[データセットの項目]

---

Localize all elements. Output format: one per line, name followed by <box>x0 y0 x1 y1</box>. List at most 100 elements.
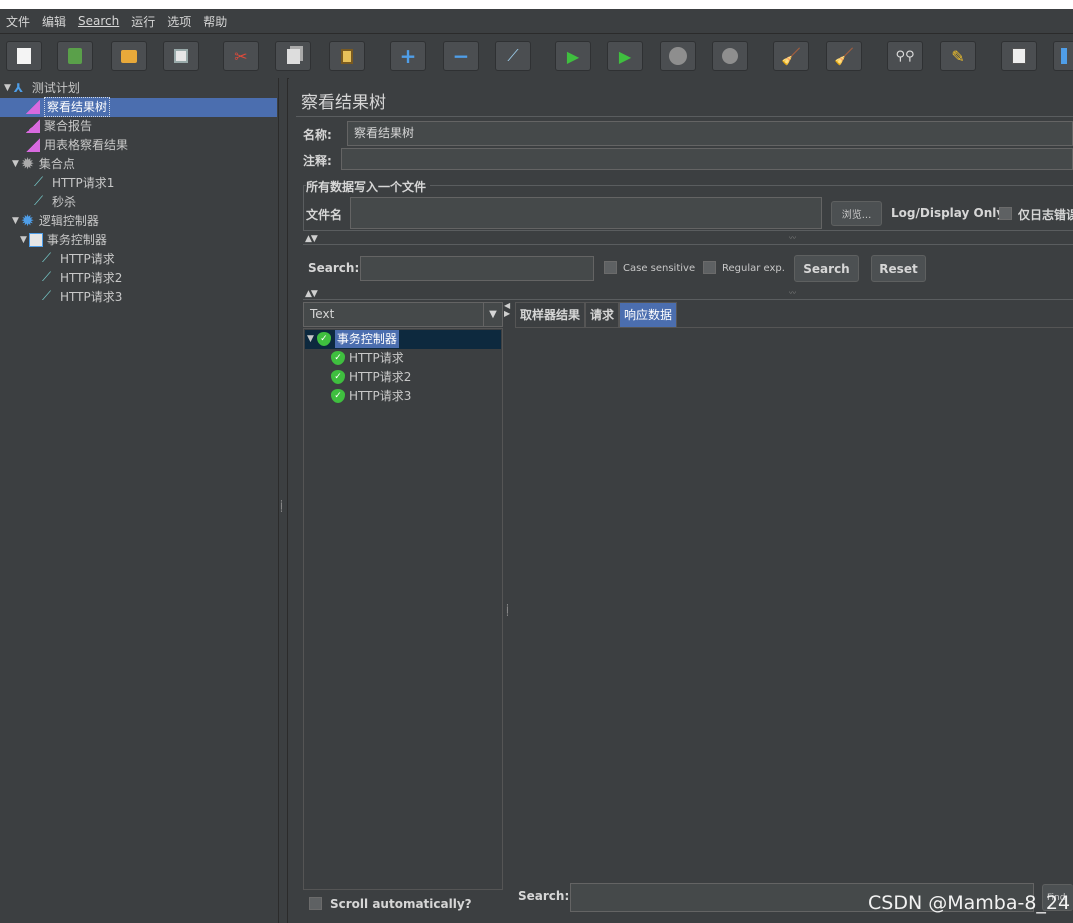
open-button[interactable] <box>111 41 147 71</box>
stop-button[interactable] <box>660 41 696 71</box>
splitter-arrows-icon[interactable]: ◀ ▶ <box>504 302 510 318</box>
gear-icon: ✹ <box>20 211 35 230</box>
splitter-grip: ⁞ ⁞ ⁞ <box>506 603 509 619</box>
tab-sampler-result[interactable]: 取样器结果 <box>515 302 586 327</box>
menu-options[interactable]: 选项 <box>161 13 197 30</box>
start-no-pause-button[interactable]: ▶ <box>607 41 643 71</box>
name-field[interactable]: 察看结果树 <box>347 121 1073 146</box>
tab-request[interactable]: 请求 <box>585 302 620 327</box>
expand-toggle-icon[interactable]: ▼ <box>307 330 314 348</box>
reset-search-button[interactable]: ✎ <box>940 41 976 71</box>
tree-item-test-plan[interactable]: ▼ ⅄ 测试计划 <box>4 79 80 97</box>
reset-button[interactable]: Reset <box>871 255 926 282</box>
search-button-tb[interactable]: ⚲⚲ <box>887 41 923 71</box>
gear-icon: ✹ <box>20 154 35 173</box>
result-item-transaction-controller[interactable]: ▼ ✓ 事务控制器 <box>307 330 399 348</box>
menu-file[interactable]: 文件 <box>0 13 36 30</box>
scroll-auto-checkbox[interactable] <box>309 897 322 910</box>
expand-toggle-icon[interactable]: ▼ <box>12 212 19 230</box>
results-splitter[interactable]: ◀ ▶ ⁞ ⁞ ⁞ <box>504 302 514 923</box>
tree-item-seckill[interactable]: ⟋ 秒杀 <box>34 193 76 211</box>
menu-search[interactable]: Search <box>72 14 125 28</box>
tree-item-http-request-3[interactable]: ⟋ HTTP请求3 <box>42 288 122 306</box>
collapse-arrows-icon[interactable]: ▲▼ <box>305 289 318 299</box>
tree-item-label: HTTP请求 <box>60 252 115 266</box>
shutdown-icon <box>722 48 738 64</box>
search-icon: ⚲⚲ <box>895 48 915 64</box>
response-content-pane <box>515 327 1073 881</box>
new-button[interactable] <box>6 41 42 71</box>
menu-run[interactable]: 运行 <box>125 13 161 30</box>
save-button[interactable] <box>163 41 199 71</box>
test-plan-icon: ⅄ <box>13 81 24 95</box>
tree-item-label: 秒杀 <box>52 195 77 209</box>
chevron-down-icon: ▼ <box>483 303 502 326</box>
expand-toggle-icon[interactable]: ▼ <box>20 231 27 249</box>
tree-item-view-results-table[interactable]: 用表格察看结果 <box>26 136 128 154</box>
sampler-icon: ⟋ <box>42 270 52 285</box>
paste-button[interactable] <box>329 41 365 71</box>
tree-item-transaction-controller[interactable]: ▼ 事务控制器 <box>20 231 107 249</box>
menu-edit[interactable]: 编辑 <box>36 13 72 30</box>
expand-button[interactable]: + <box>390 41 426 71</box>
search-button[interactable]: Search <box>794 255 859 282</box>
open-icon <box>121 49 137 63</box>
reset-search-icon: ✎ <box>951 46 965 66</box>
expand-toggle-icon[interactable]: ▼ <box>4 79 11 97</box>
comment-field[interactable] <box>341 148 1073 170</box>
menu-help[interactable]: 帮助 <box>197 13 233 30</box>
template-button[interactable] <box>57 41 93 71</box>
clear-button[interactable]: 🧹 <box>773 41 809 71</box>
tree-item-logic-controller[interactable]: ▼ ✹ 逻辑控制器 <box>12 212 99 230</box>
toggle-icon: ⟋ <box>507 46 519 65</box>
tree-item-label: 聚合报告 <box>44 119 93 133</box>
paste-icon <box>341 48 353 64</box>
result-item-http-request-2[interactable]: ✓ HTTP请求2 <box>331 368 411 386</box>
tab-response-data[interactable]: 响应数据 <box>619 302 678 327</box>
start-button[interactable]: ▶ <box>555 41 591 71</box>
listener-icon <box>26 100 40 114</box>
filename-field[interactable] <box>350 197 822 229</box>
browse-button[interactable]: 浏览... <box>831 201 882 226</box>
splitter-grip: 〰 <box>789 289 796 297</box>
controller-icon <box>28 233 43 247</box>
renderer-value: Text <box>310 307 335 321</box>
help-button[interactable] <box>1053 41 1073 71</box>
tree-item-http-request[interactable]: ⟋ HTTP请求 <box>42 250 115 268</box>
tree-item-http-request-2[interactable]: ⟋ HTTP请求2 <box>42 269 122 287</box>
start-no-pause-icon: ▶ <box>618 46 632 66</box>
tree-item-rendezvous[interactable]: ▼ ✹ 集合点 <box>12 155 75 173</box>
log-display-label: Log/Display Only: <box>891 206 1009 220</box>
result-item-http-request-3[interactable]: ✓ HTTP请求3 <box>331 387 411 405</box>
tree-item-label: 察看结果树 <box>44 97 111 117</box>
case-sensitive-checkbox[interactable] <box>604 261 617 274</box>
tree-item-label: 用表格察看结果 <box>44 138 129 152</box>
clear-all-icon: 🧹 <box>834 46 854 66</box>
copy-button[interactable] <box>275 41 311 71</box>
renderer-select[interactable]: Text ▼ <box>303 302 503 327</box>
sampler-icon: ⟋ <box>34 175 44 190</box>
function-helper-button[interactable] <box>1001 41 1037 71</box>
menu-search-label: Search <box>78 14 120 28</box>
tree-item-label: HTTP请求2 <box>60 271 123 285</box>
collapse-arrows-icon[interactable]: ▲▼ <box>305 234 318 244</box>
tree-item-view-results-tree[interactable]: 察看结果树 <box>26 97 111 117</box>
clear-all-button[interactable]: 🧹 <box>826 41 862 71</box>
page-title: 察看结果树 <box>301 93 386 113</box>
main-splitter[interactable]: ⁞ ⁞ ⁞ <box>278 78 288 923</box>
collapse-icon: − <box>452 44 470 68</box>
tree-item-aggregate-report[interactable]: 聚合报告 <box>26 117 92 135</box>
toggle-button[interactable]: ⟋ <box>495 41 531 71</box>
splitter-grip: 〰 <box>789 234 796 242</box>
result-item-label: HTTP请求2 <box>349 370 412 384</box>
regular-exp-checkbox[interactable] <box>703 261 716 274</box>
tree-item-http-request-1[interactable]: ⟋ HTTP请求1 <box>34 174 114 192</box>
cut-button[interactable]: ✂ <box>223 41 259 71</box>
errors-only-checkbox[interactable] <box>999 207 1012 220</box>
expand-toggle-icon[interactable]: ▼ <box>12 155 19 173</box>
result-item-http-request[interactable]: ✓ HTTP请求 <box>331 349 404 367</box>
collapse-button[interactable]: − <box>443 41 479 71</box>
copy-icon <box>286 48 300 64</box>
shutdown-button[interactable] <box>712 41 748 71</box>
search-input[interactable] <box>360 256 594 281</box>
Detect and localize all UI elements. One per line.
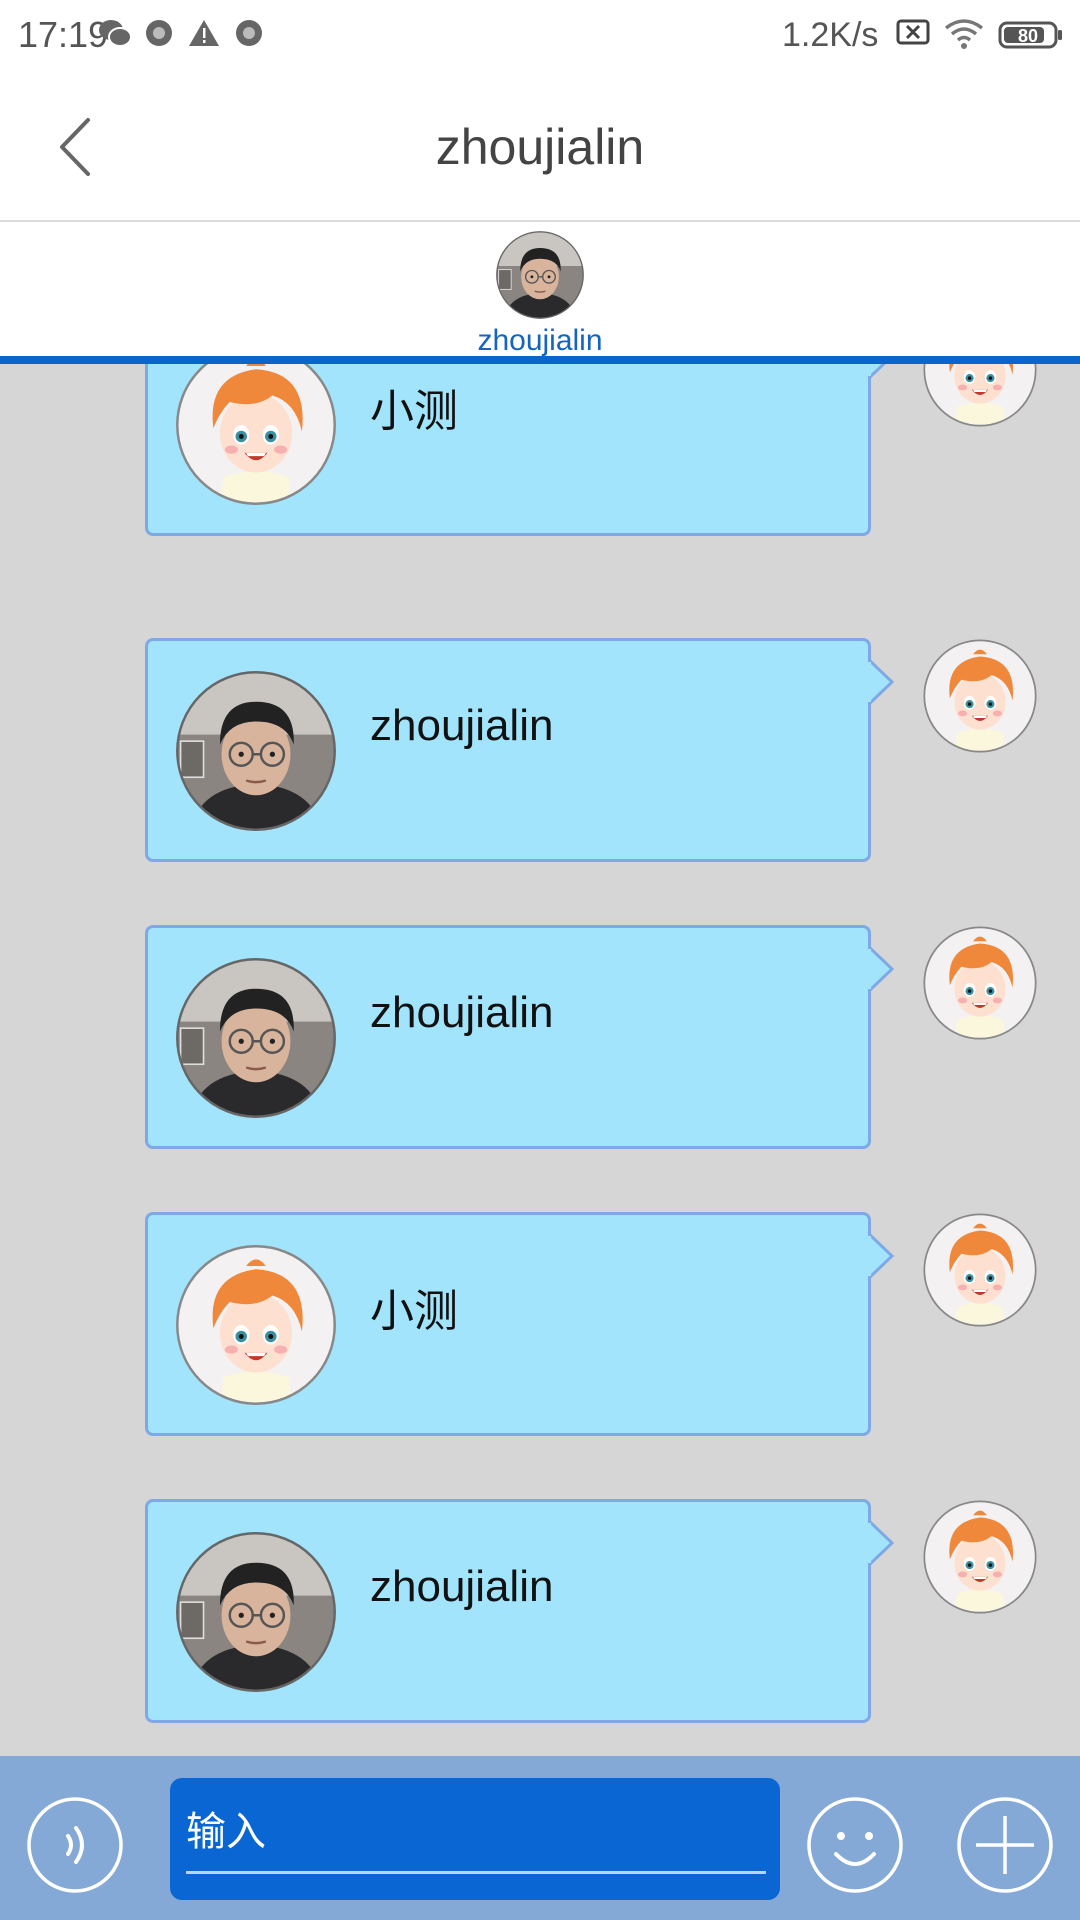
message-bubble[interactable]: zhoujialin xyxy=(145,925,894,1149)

---

指示:
上記のすべての項目について、空行を除いた各行を1つの文字列とし、JSONのリストとして表してください。画像は回答に含めないでください。

正解:
[
  "Localize all elements. Output format: one per line, name followed by <box>x0 y0 x1 y1</box>. List at most 100 elements.",
  "open-button[interactable] <box>111 41 147 71</box>",
  "stop-button[interactable] <box>660 41 696 71</box>",
  "splitter-arrows-icon[interactable]: ◀ ▶ <box>504 302 510 318</box>",
  "gear-icon: ✹ <box>20 211 35 230</box>",
  "splitter-grip: ⁞ ⁞ ⁞ <box>506 603 509 619</box>",
  "tab-sampler-result[interactable]: 取样器结果 <box>515 302 586 327</box>",
  "menu-options[interactable]: 选项 <box>161 13 197 30</box>",
  "start-no-pause-button[interactable]: ▶ <box>607 41 643 71</box>",
  "name-field[interactable]: 察看结果树 <box>347 121 1073 146</box>",
  "tab-request[interactable]: 请求 <box>585 302 620 327</box>",
  "expand-toggle-icon[interactable]: ▼ <box>307 330 314 348</box>",
  "reset-search-button[interactable]: ✎ <box>940 41 976 71</box>",
  "tree-item-test-plan[interactable]: ▼ ⅄ 测试计划 <box>4 79 80 97</box>",
  "reset-button[interactable]: Reset <box>871 255 926 282</box>",
  "search-button-tb[interactable]: ⚲⚲ <box>887 41 923 71</box>",
  "gear-icon: ✹ <box>20 154 35 173</box>",
  "result-item-transaction-controller[interactable]: ▼ ✓ 事务控制器 <box>307 330 399 348</box>",
  "menu-file[interactable]: 文件 <box>0 13 36 30</box>",
  "scroll-auto-checkbox[interactable] <box>309 897 322 910</box>",
  "expand-toggle-icon[interactable]: ▼ <box>12 212 19 230</box>",
  "results-splitter[interactable]: ◀ ▶ ⁞ ⁞ ⁞ <box>504 302 514 923</box>",
  "tree-item-seckill[interactable]: ⟋ 秒杀 <box>34 193 76 211</box>",
  "menu-search[interactable]: Search <box>72 14 125 28</box>",
  "tree-item-http-request-3[interactable]: ⟋ HTTP请求3 <box>42 288 122 306</box>",
  "collapse-arrows-icon[interactable]: ▲▼ <box>305 289 318 299</box>",
  "tree-item-label: HTTP请求 <box>60 252 115 266</box>",
  "shutdown-icon <box>722 48 738 64</box>",
  "search-icon: ⚲⚲ <box>895 48 915 64</box>",
  "response-content-pane <box>515 327 1073 881</box>",
  "new-button[interactable] <box>6 41 42 71</box>",
  "menu-run[interactable]: 运行 <box>125 13 161 30</box>",
  "save-button[interactable] <box>163 41 199 71</box>",
  "test-plan-icon: ⅄ <box>13 81 24 95</box>",
  "tree-item-label: 秒杀 <box>52 195 77 209</box>",
  "chevron-down-icon: ▼ <box>483 303 502 326</box>",
  "expand-toggle-icon[interactable]: ▼ <box>20 231 27 249</box>",
  "tree-item-view-results-table[interactable]: 用表格察看结果 <box>26 136 128 154</box>",
  "sampler-icon: ⟋ <box>42 270 52 285</box>",
  "paste-button[interactable] <box>329 41 365 71</box>",
  "tree-item-transaction-controller[interactable]: ▼ 事务控制器 <box>20 231 107 249</box>",
  "menu-edit[interactable]: 编辑 <box>36 13 72 30</box>",
  "expand-button[interactable]: + <box>390 41 426 71</box>",
  "search-button[interactable]: Search <box>794 255 859 282</box>",
  "open-icon <box>121 49 137 63</box>",
  "reset-search-icon: ✎ <box>951 46 965 66</box>",
  "expand-toggle-icon[interactable]: ▼ <box>4 79 11 97</box>",
  "comment-field[interactable] <box>341 148 1073 170</box>",
  "menu-help[interactable]: 帮助 <box>197 13 233 30</box>",
  "template-button[interactable] <box>57 41 93 71</box>",
  "clear-button[interactable]: 🧹 <box>773 41 809 71</box>",
  "tree-item-logic-controller[interactable]: ▼ ✹ 逻辑控制器 <box>12 212 99 230</box>",
  "toggle-icon: ⟋ <box>507 46 519 65</box>",
  "tree-item-label: 聚合报告 <box>44 119 93 133</box>",
  "paste-icon <box>341 48 353 64</box>",
  "result-item-http-request-2[interactable]: ✓ HTTP请求2 <box>331 368 411 386</box>",
  "tab-response-data[interactable]: 响应数据 <box>619 302 678 327</box>",
  "start-button[interactable]: ▶ <box>555 41 591 71</box>",
  "listener-icon <box>26 100 40 114</box>",
  "filename-field[interactable] <box>350 197 822 229</box>",
  "browse-button[interactable]: 浏览... <box>831 201 882 226</box>",
  "splitter-grip: 〰 <box>789 289 796 297</box>",
  "controller-icon <box>28 233 43 247</box>",
  "renderer-value: Text <box>310 307 335 321</box>",
  "help-button[interactable] <box>1053 41 1073 71</box>",
  "tree-item-http-request[interactable]: ⟋ HTTP请求 <box>42 250 115 268</box>",
  "tree-item-http-request-2[interactable]: ⟋ HTTP请求2 <box>42 269 122 287</box>",
  "start-no-pause-icon: ▶ <box>618 46 632 66</box>",
  "tree-item-rendezvous[interactable]: ▼ ✹ 集合点 <box>12 155 75 173</box>",
  "log-display-label: Log/Display Only: <box>891 206 1009 220</box>",
  "result-item-http-request-3[interactable]: ✓ HTTP请求3 <box>331 387 411 405</box>",
  "tree-item-label: 察看结果树 <box>44 97 111 117</box>",
  "case-sensitive-checkbox[interactable] <box>604 261 617 274</box>",
  "tree-item-label: 用表格察看结果 <box>44 138 129 152</box>",
  "clear-all-icon: 🧹 <box>834 46 854 66</box>",
  "copy-button[interactable] <box>275 41 311 71</box>",
  "renderer-select[interactable]: Text ▼ <box>303 302 503 327</box>",
  "sampler-icon: ⟋ <box>34 175 44 190</box>",
  "function-helper-button[interactable] <box>1001 41 1037 71</box>",
  "menu-search-label: Search <box>78 14 120 28</box>",
  "tree-item-label: HTTP请求2 <box>60 271 123 285</box>",
  "collapse-arrows-icon[interactable]: ▲▼ <box>305 234 318 244</box>",
  "tree-item-view-results-tree[interactable]: 察看结果树 <box>26 97 111 117</box>",
  "clear-all-button[interactable]: 🧹 <box>826 41 862 71</box>",
  "page-title: 察看结果树 <box>301 93 386 113</box>",
  "main-splitter[interactable]: ⁞ ⁞ ⁞ <box>278 78 288 923</box>",
  "collapse-icon: − <box>452 44 470 68</box>",
  "tree-item-aggregate-report[interactable]: 聚合报告 <box>26 117 92 135</box>",
  "toggle-button[interactable]: ⟋ <box>495 41 531 71</box>",
  "splitter-grip: 〰 <box>789 234 796 242</box>",
  "result-item-label: HTTP请求2 <box>349 370 412 384</box>",
  "regular-exp-checkbox[interactable] <box>703 261 716 274</box>",
  "tree-item-http-request-1[interactable]: ⟋ HTTP请求1 <box>34 174 114 192</box>",
  "cut-button[interactable]: ✂ <box>223 41 259 71</box>",
  "errors-only-checkbox[interactable] <box>999 207 1012 220</box>",
  "expand-toggle-icon[interactable]: ▼ <box>12 155 19 173</box>",
  "result-item-http-request[interactable]: ✓ HTTP请求 <box>331 349 404 367</box>",
  "collapse-button[interactable]: − <box>443 41 479 71</box>",
  "copy-icon <box>286 48 300 64</box>",
  "shutdown-button[interactable] <box>712 41 748 71</box>",
  "search-input[interactable] <box>360 256 594 281</box>",
  "Detect and localize all UI elements. One per line.",
  "message-bubble[interactable]: zhoujialin xyxy=(145,925,894,1149)"
]